[EXERCISE DETAILS]: Repeat the listing that follows, character for character, minus the pictures.

Data records

▼

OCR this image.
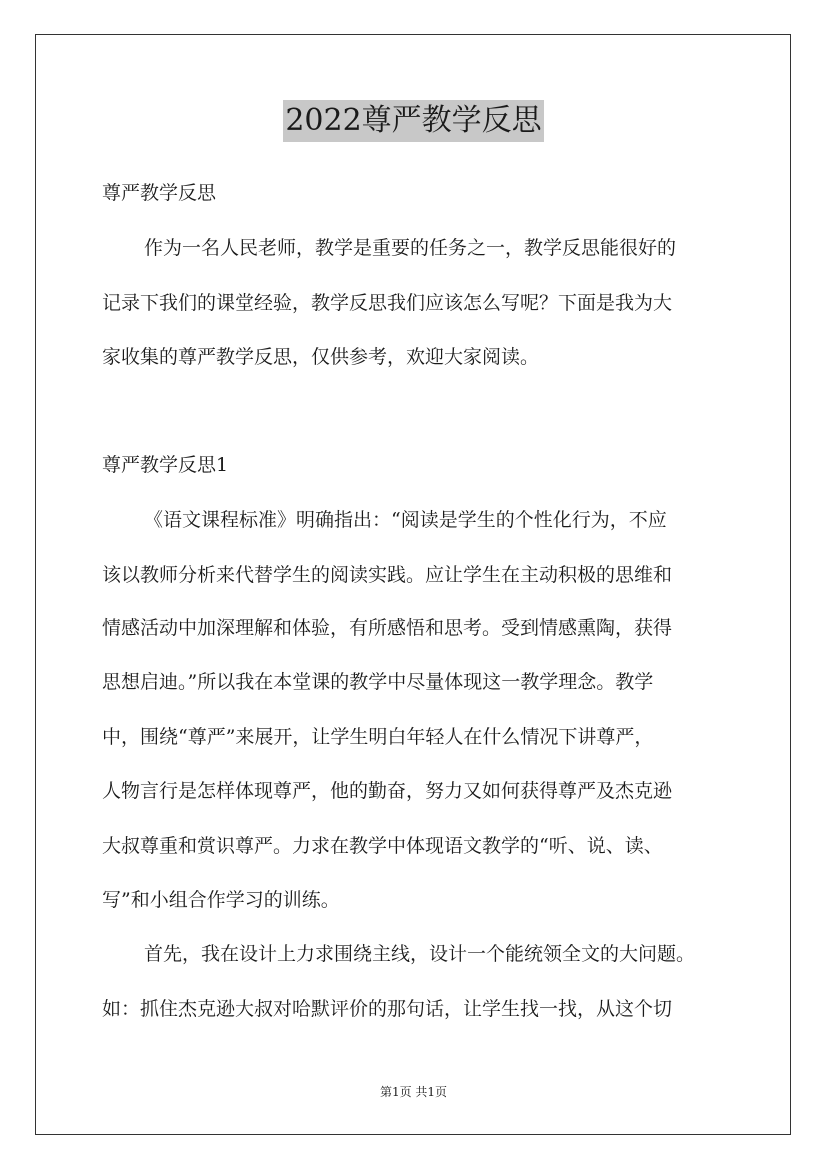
2022尊严教学反思
尊严教学反思
作为一名人民老师，教学是重要的任务之一，教学反思能很好的
记录下我们的课堂经验，教学反思我们应该怎么写呢？下面是我为大
家收集的尊严教学反思，仅供参考，欢迎大家阅读。
尊严教学反思1
《语文课程标准》明确指出：“阅读是学生的个性化行为，不应
该以教师分析来代替学生的阅读实践。应让学生在主动积极的思维和
情感活动中加深理解和体验，有所感悟和思考。受到情感熏陶，获得
思想启迪。”所以我在本堂课的教学中尽量体现这一教学理念。教学
中，围绕“尊严”来展开，让学生明白年轻人在什么情况下讲尊严，
人物言行是怎样体现尊严，他的勤奋，努力又如何获得尊严及杰克逊
大叔尊重和赏识尊严。力求在教学中体现语文教学的“听、说、读、
写”和小组合作学习的训练。
首先，我在设计上力求围绕主线，设计一个能统领全文的大问题。
如：抓住杰克逊大叔对哈默评价的那句话，让学生找一找，从这个切
第1页 共1页
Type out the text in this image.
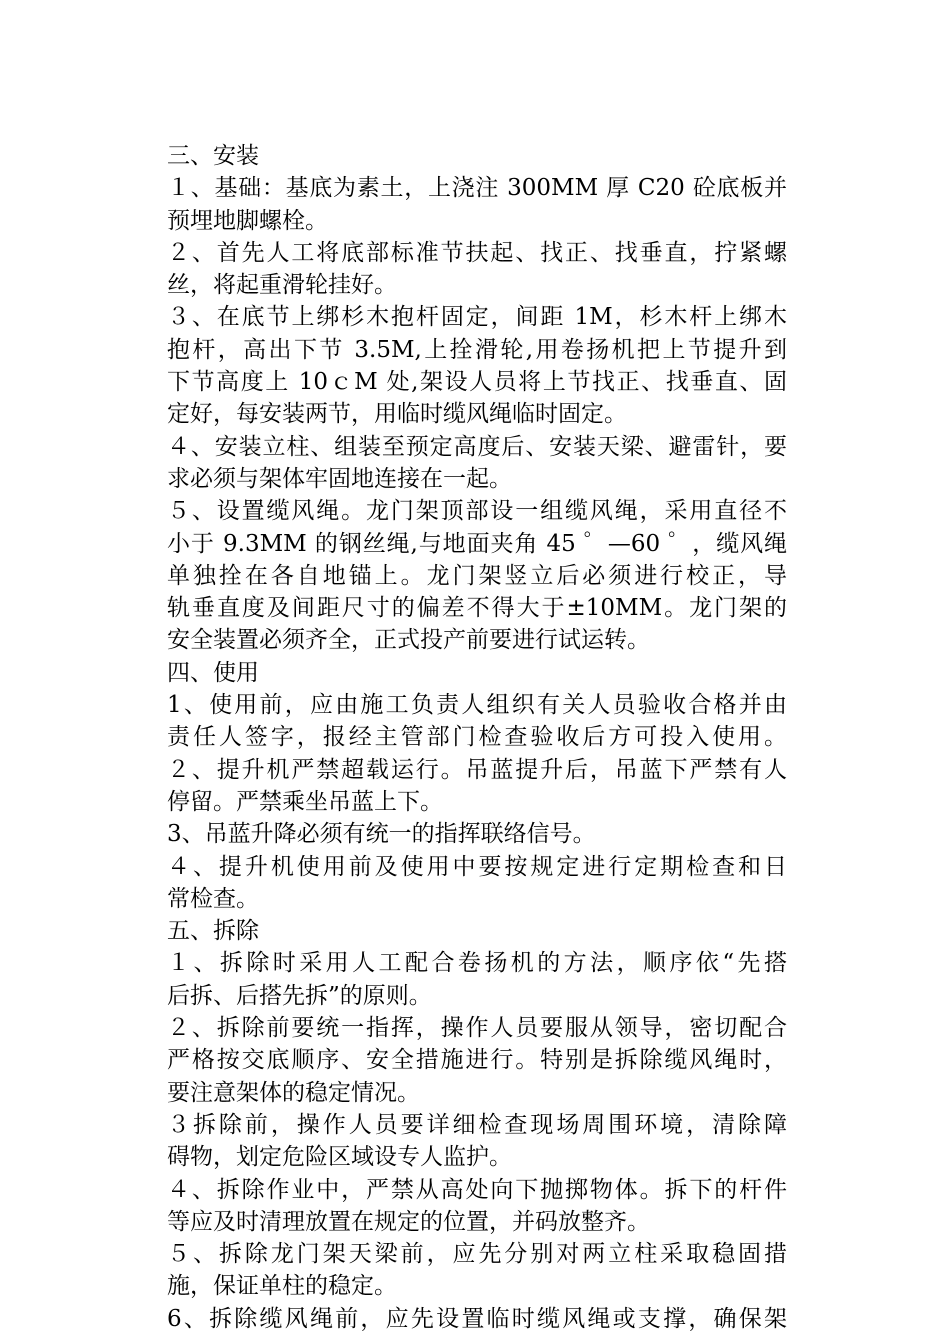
三、安装
１、基础：基底为素土，上浇注 300MM 厚 C20 砼底板并
预埋地脚螺栓。
２、首先人工将底部标准节扶起、找正、找垂直，拧紧螺
丝，将起重滑轮挂好。
３、在底节上绑杉木抱杆固定，间距 1M，杉木杆上绑木
抱杆，高出下节 3.5M,上拴滑轮,用卷扬机把上节提升到
下节高度上 10ｃM 处,架设人员将上节找正、找垂直、固
定好，每安装两节，用临时缆风绳临时固定。
４、安装立柱、组装至预定高度后、安装天梁、避雷针，要
求必须与架体牢固地连接在一起。
５、设置缆风绳。龙门架顶部设一组缆风绳，采用直径不
小于 9.3MM 的钢丝绳,与地面夹角 45 ゜—60 ゜，缆风绳
单独拴在各自地锚上。龙门架竖立后必须进行校正，导
轨垂直度及间距尺寸的偏差不得大于±10MM。龙门架的
安全装置必须齐全，正式投产前要进行试运转。
四、使用
1、使用前，应由施工负责人组织有关人员验收合格并由
责任人签字，报经主管部门检查验收后方可投入使用。
２、提升机严禁超载运行。吊蓝提升后，吊蓝下严禁有人
停留。严禁乘坐吊蓝上下。
3、吊蓝升降必须有统一的指挥联络信号。
４、提升机使用前及使用中要按规定进行定期检查和日
常检查。
五、拆除
１、拆除时采用人工配合卷扬机的方法，顺序依“先搭
后拆、后搭先拆”的原则。
２、拆除前要统一指挥，操作人员要服从领导，密切配合
严格按交底顺序、安全措施进行。特别是拆除缆风绳时，
要注意架体的稳定情况。
３拆除前，操作人员要详细检查现场周围环境，清除障
碍物，划定危险区域设专人监护。
４、拆除作业中，严禁从高处向下抛掷物体。拆下的杆件
等应及时清理放置在规定的位置，并码放整齐。
５、拆除龙门架天梁前，应先分别对两立柱采取稳固措
施，保证单柱的稳定。
6、拆除缆风绳前，应先设置临时缆风绳或支撑，确保架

▲

[ANSWER IN FULL]:
OCR this image.
2022尊严教学反思
尊严教学反思
作为一名人民老师，教学是重要的任务之一，教学反思能很好的
记录下我们的课堂经验，教学反思我们应该怎么写呢？下面是我为大
家收集的尊严教学反思，仅供参考，欢迎大家阅读。
尊严教学反思1
《语文课程标准》明确指出：“阅读是学生的个性化行为，不应
该以教师分析来代替学生的阅读实践。应让学生在主动积极的思维和
情感活动中加深理解和体验，有所感悟和思考。受到情感熏陶，获得
思想启迪。”所以我在本堂课的教学中尽量体现这一教学理念。教学
中，围绕“尊严”来展开，让学生明白年轻人在什么情况下讲尊严，
人物言行是怎样体现尊严，他的勤奋，努力又如何获得尊严及杰克逊
大叔尊重和赏识尊严。力求在教学中体现语文教学的“听、说、读、
写”和小组合作学习的训练。
首先，我在设计上力求围绕主线，设计一个能统领全文的大问题。
如：抓住杰克逊大叔对哈默评价的那句话，让学生找一找，从这个切
第1页 共1页
Type out the text in this image.
三、安装
１、基础：基底为素土，上浇注 300MM 厚 C20 砼底板并
预埋地脚螺栓。
２、首先人工将底部标准节扶起、找正、找垂直，拧紧螺
丝，将起重滑轮挂好。
３、在底节上绑杉木抱杆固定，间距 1M，杉木杆上绑木
抱杆，高出下节 3.5M,上拴滑轮,用卷扬机把上节提升到
下节高度上 10ｃM 处,架设人员将上节找正、找垂直、固
定好，每安装两节，用临时缆风绳临时固定。
４、安装立柱、组装至预定高度后、安装天梁、避雷针，要
求必须与架体牢固地连接在一起。
５、设置缆风绳。龙门架顶部设一组缆风绳，采用直径不
小于 9.3MM 的钢丝绳,与地面夹角 45 ゜—60 ゜，缆风绳
单独拴在各自地锚上。龙门架竖立后必须进行校正，导
轨垂直度及间距尺寸的偏差不得大于±10MM。龙门架的
安全装置必须齐全，正式投产前要进行试运转。
四、使用
1、使用前，应由施工负责人组织有关人员验收合格并由
责任人签字，报经主管部门检查验收后方可投入使用。
２、提升机严禁超载运行。吊蓝提升后，吊蓝下严禁有人
停留。严禁乘坐吊蓝上下。
3、吊蓝升降必须有统一的指挥联络信号。
４、提升机使用前及使用中要按规定进行定期检查和日
常检查。
五、拆除
１、拆除时采用人工配合卷扬机的方法，顺序依“先搭
后拆、后搭先拆”的原则。
２、拆除前要统一指挥，操作人员要服从领导，密切配合
严格按交底顺序、安全措施进行。特别是拆除缆风绳时，
要注意架体的稳定情况。
３拆除前，操作人员要详细检查现场周围环境，清除障
碍物，划定危险区域设专人监护。
４、拆除作业中，严禁从高处向下抛掷物体。拆下的杆件
等应及时清理放置在规定的位置，并码放整齐。
５、拆除龙门架天梁前，应先分别对两立柱采取稳固措
施，保证单柱的稳定。
6、拆除缆风绳前，应先设置临时缆风绳或支撑，确保架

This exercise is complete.